## PROBLEM TO SOLVE:
Repeat the data that follows, word for word, without the images.

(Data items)

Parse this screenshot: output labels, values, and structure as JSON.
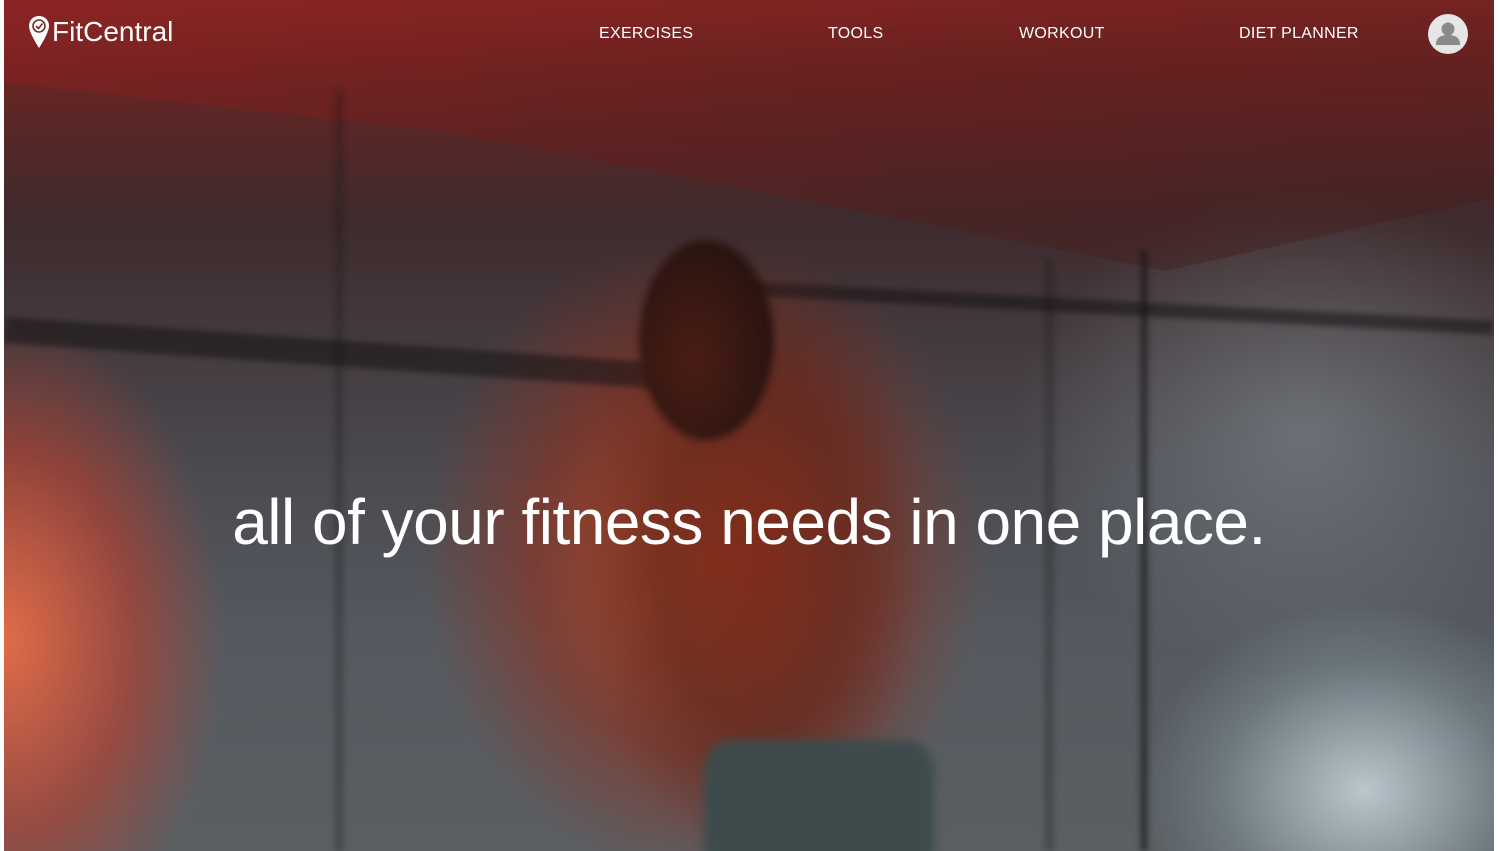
{
  "brand": {
    "name": "FitCentral",
    "icon": "map-pin-logo-icon"
  },
  "nav": {
    "items": [
      {
        "label": "EXERCISES"
      },
      {
        "label": "TOOLS"
      },
      {
        "label": "WORKOUT"
      },
      {
        "label": "DIET PLANNER"
      }
    ],
    "profile_icon": "user-avatar-icon"
  },
  "hero": {
    "tagline": "all of your fitness needs in one place.",
    "background": "blurred photo of boxer in concrete room"
  },
  "colors": {
    "text": "#ffffff",
    "accent": "#c0392b"
  }
}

## RESPONSE TO THIS TASK:
Parse this screenshot: output labels, values, and structure as JSON.
{
  "brand": {
    "name": "FitCentral",
    "icon": "map-pin-logo-icon"
  },
  "nav": {
    "items": [
      {
        "label": "EXERCISES"
      },
      {
        "label": "TOOLS"
      },
      {
        "label": "WORKOUT"
      },
      {
        "label": "DIET PLANNER"
      }
    ],
    "profile_icon": "user-avatar-icon"
  },
  "hero": {
    "tagline": "all of your fitness needs in one place.",
    "background": "blurred photo of boxer in concrete room"
  },
  "colors": {
    "text": "#ffffff",
    "accent": "#c0392b"
  }
}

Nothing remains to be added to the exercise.